↓↓↓

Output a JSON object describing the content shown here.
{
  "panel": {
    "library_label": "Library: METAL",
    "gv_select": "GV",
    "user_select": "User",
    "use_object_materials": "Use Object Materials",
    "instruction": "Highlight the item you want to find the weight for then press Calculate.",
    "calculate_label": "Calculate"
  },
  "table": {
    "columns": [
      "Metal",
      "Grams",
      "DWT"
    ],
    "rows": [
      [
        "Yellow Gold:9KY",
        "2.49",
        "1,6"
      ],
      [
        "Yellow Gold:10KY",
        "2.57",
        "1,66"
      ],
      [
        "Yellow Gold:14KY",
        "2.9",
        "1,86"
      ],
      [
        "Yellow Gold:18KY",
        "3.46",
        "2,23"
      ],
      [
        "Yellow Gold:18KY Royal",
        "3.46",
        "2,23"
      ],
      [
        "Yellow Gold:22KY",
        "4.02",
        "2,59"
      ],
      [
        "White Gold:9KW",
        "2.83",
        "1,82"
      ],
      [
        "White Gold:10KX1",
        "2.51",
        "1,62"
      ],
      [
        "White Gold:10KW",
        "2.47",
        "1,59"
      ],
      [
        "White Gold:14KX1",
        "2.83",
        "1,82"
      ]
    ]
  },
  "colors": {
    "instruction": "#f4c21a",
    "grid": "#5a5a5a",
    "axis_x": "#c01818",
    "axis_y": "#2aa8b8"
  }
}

↑↑↑
↓↓↓

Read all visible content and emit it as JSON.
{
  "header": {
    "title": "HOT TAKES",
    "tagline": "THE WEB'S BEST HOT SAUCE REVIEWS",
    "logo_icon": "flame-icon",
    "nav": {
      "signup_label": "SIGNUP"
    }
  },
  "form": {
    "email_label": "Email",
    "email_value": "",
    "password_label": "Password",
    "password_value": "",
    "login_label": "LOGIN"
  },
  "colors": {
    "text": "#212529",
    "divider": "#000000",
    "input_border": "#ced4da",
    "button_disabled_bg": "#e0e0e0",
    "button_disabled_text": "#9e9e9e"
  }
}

↑↑↑

▶ [What to work on]:
Copy out every line in the entries above that holds "Gold".

▶ [Solved problem]:
        "Yellow Gold:9KY",
        "Yellow Gold:10KY",
        "Yellow Gold:14KY",
        "Yellow Gold:18KY",
        "Yellow Gold:18KY Royal",
        "Yellow Gold:22KY",
        "White Gold:9KW",
        "White Gold:10KX1",
        "White Gold:10KW",
        "White Gold:14KX1",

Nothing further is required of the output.